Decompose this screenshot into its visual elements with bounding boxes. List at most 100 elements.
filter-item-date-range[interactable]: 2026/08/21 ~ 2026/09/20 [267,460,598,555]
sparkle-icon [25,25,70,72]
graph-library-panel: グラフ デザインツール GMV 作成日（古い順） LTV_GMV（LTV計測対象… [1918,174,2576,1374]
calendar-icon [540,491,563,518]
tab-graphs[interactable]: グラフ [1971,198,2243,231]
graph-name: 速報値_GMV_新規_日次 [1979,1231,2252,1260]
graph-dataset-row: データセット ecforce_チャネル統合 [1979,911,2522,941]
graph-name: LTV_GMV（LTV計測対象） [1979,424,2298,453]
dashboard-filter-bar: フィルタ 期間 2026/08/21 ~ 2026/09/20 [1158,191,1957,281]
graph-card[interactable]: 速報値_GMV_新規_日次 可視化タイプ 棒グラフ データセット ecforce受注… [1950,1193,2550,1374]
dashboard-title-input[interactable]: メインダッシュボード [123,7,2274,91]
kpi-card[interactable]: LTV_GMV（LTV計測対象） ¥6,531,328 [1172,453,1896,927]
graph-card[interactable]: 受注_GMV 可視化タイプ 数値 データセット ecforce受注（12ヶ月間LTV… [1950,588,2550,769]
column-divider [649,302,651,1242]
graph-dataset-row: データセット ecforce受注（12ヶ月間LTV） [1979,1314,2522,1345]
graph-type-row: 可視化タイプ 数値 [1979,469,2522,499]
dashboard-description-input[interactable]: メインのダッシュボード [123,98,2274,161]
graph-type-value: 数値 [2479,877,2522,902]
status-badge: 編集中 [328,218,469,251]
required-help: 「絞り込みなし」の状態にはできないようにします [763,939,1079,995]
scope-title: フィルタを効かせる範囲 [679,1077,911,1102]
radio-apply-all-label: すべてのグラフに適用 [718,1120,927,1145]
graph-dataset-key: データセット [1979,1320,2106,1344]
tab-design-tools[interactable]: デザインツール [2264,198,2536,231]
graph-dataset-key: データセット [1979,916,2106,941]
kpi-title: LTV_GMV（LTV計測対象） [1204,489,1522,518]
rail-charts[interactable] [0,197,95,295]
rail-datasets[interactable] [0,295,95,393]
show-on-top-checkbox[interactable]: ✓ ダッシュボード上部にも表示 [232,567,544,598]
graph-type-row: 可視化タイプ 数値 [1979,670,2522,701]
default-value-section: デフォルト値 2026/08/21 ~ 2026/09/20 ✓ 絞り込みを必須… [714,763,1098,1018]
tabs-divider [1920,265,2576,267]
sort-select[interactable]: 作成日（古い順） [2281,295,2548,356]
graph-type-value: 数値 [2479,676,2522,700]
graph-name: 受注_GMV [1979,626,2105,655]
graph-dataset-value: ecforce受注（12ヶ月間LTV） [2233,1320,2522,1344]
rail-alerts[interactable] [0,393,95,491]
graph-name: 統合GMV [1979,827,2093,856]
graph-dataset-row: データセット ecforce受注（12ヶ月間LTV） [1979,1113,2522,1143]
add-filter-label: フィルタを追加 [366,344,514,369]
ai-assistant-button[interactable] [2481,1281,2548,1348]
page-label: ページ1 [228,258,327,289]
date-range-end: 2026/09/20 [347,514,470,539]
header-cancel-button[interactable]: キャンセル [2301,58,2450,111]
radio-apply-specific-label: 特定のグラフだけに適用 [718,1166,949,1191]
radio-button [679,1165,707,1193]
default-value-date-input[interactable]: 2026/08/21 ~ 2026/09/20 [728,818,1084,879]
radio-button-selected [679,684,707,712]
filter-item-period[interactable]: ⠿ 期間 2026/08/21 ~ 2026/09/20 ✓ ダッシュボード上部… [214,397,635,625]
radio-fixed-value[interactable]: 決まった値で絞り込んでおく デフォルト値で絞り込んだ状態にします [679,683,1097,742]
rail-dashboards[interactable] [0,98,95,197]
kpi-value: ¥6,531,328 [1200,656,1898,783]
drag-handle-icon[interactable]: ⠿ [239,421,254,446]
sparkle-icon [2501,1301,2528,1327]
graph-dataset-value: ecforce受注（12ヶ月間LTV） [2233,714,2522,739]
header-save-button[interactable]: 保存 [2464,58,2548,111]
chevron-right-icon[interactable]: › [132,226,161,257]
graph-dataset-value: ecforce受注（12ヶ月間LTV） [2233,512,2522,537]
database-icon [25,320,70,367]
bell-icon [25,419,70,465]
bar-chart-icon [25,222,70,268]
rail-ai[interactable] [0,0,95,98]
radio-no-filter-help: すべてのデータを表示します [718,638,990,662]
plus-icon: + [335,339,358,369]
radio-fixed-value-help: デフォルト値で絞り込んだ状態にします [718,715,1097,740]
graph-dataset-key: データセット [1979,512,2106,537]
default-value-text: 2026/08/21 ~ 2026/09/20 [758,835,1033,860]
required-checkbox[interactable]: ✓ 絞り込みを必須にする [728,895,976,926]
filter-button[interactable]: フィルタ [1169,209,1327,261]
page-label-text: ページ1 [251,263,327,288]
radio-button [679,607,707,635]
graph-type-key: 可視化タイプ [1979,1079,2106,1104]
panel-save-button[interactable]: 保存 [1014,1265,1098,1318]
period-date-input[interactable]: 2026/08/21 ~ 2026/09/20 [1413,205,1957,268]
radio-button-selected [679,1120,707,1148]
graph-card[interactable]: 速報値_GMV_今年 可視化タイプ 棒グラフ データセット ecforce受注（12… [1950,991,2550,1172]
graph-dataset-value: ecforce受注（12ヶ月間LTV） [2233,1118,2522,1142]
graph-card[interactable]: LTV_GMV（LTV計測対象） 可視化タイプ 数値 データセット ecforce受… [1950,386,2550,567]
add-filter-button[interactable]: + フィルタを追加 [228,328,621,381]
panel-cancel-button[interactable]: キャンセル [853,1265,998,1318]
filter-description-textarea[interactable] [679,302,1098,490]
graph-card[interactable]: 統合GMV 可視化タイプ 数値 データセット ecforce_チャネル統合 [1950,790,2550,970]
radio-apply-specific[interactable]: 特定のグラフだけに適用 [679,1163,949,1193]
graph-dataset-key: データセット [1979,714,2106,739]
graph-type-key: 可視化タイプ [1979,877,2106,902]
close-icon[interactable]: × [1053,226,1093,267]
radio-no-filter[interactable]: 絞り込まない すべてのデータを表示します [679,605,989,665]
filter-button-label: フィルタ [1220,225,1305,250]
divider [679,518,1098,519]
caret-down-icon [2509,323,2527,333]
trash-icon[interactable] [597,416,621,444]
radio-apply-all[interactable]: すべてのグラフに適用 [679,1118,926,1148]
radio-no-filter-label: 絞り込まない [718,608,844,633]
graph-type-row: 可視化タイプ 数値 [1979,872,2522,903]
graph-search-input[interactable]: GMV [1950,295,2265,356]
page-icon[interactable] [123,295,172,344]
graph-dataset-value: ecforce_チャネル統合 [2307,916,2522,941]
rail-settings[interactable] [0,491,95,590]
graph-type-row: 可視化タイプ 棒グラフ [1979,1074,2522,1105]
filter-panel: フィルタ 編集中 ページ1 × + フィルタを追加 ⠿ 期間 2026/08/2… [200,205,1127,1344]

□ □ □

Set task
Copy all of the lines above word for word, keeping every character unchanged.

Answer to the task
Decompose this screenshot into its visual elements with bounding boxes. List at most 100 elements.
filter-item-date-range[interactable]: 2026/08/21 ~ 2026/09/20 [267,460,598,555]
sparkle-icon [25,25,70,72]
graph-library-panel: グラフ デザインツール GMV 作成日（古い順） LTV_GMV（LTV計測対象… [1918,174,2576,1374]
calendar-icon [540,491,563,518]
tab-graphs[interactable]: グラフ [1971,198,2243,231]
graph-name: 速報値_GMV_新規_日次 [1979,1231,2252,1260]
graph-dataset-row: データセット ecforce_チャネル統合 [1979,911,2522,941]
graph-name: LTV_GMV（LTV計測対象） [1979,424,2298,453]
dashboard-filter-bar: フィルタ 期間 2026/08/21 ~ 2026/09/20 [1158,191,1957,281]
graph-card[interactable]: 速報値_GMV_新規_日次 可視化タイプ 棒グラフ データセット ecforce受注… [1950,1193,2550,1374]
dashboard-title-input[interactable]: メインダッシュボード [123,7,2274,91]
kpi-card[interactable]: LTV_GMV（LTV計測対象） ¥6,531,328 [1172,453,1896,927]
graph-card[interactable]: 受注_GMV 可視化タイプ 数値 データセット ecforce受注（12ヶ月間LTV… [1950,588,2550,769]
column-divider [649,302,651,1242]
graph-dataset-row: データセット ecforce受注（12ヶ月間LTV） [1979,1314,2522,1345]
graph-type-row: 可視化タイプ 数値 [1979,469,2522,499]
dashboard-description-input[interactable]: メインのダッシュボード [123,98,2274,161]
graph-type-value: 数値 [2479,877,2522,902]
status-badge: 編集中 [328,218,469,251]
required-help: 「絞り込みなし」の状態にはできないようにします [763,939,1079,995]
scope-title: フィルタを効かせる範囲 [679,1077,911,1102]
radio-apply-all-label: すべてのグラフに適用 [718,1120,927,1145]
graph-dataset-key: データセット [1979,1320,2106,1344]
tab-design-tools[interactable]: デザインツール [2264,198,2536,231]
graph-dataset-key: データセット [1979,916,2106,941]
kpi-title: LTV_GMV（LTV計測対象） [1204,489,1522,518]
rail-charts[interactable] [0,197,95,295]
rail-datasets[interactable] [0,295,95,393]
show-on-top-checkbox[interactable]: ✓ ダッシュボード上部にも表示 [232,567,544,598]
graph-type-row: 可視化タイプ 数値 [1979,670,2522,701]
default-value-section: デフォルト値 2026/08/21 ~ 2026/09/20 ✓ 絞り込みを必須… [714,763,1098,1018]
tabs-divider [1920,265,2576,267]
sort-select[interactable]: 作成日（古い順） [2281,295,2548,356]
graph-type-value: 数値 [2479,676,2522,700]
graph-name: 受注_GMV [1979,626,2105,655]
graph-dataset-value: ecforce受注（12ヶ月間LTV） [2233,1320,2522,1344]
rail-alerts[interactable] [0,393,95,491]
graph-name: 統合GMV [1979,827,2093,856]
graph-dataset-row: データセット ecforce受注（12ヶ月間LTV） [1979,1113,2522,1143]
add-filter-label: フィルタを追加 [366,344,514,369]
ai-assistant-button[interactable] [2481,1281,2548,1348]
page-label: ページ1 [228,258,327,289]
date-range-end: 2026/09/20 [347,514,470,539]
header-cancel-button[interactable]: キャンセル [2301,58,2450,111]
radio-apply-specific-label: 特定のグラフだけに適用 [718,1166,949,1191]
radio-button [679,1165,707,1193]
default-value-date-input[interactable]: 2026/08/21 ~ 2026/09/20 [728,818,1084,879]
radio-button-selected [679,684,707,712]
filter-item-period[interactable]: ⠿ 期間 2026/08/21 ~ 2026/09/20 ✓ ダッシュボード上部… [214,397,635,625]
radio-fixed-value[interactable]: 決まった値で絞り込んでおく デフォルト値で絞り込んだ状態にします [679,683,1097,742]
rail-dashboards[interactable] [0,98,95,197]
kpi-value: ¥6,531,328 [1200,656,1898,783]
drag-handle-icon[interactable]: ⠿ [239,421,254,446]
sparkle-icon [2501,1301,2528,1327]
graph-dataset-value: ecforce受注（12ヶ月間LTV） [2233,714,2522,739]
header-save-button[interactable]: 保存 [2464,58,2548,111]
chevron-right-icon[interactable]: › [132,226,161,257]
graph-dataset-value: ecforce受注（12ヶ月間LTV） [2233,512,2522,537]
database-icon [25,320,70,367]
bell-icon [25,419,70,465]
bar-chart-icon [25,222,70,268]
rail-ai[interactable] [0,0,95,98]
radio-no-filter-help: すべてのデータを表示します [718,638,990,662]
plus-icon: + [335,339,358,369]
radio-fixed-value-help: デフォルト値で絞り込んだ状態にします [718,715,1097,740]
graph-dataset-key: データセット [1979,512,2106,537]
default-value-text: 2026/08/21 ~ 2026/09/20 [758,835,1033,860]
required-checkbox[interactable]: ✓ 絞り込みを必須にする [728,895,976,926]
filter-button[interactable]: フィルタ [1169,209,1327,261]
page-label-text: ページ1 [251,263,327,288]
radio-button [679,607,707,635]
graph-type-key: 可視化タイプ [1979,1079,2106,1104]
panel-save-button[interactable]: 保存 [1014,1265,1098,1318]
period-date-input[interactable]: 2026/08/21 ~ 2026/09/20 [1413,205,1957,268]
radio-button-selected [679,1120,707,1148]
graph-card[interactable]: 速報値_GMV_今年 可視化タイプ 棒グラフ データセット ecforce受注（12… [1950,991,2550,1172]
graph-dataset-value: ecforce受注（12ヶ月間LTV） [2233,1118,2522,1142]
graph-card[interactable]: LTV_GMV（LTV計測対象） 可視化タイプ 数値 データセット ecforce受… [1950,386,2550,567]
add-filter-button[interactable]: + フィルタを追加 [228,328,621,381]
panel-cancel-button[interactable]: キャンセル [853,1265,998,1318]
filter-description-textarea[interactable] [679,302,1098,490]
graph-card[interactable]: 統合GMV 可視化タイプ 数値 データセット ecforce_チャネル統合 [1950,790,2550,970]
radio-apply-specific[interactable]: 特定のグラフだけに適用 [679,1163,949,1193]
graph-dataset-key: データセット [1979,714,2106,739]
graph-type-key: 可視化タイプ [1979,877,2106,902]
close-icon[interactable]: × [1053,226,1093,267]
radio-no-filter[interactable]: 絞り込まない すべてのデータを表示します [679,605,989,665]
filter-button-label: フィルタ [1220,225,1305,250]
divider [679,518,1098,519]
caret-down-icon [2509,323,2527,333]
trash-icon[interactable] [597,416,621,444]
radio-apply-all[interactable]: すべてのグラフに適用 [679,1118,926,1148]
radio-no-filter-label: 絞り込まない [718,608,844,633]
graph-type-row: 可視化タイプ 数値 [1979,872,2522,903]
graph-search-input[interactable]: GMV [1950,295,2265,356]
page-icon[interactable] [123,295,172,344]
graph-dataset-value: ecforce_チャネル統合 [2307,916,2522,941]
rail-settings[interactable] [0,491,95,590]
graph-type-row: 可視化タイプ 棒グラフ [1979,1074,2522,1105]
filter-panel: フィルタ 編集中 ページ1 × + フィルタを追加 ⠿ 期間 2026/08/2… [200,205,1127,1344]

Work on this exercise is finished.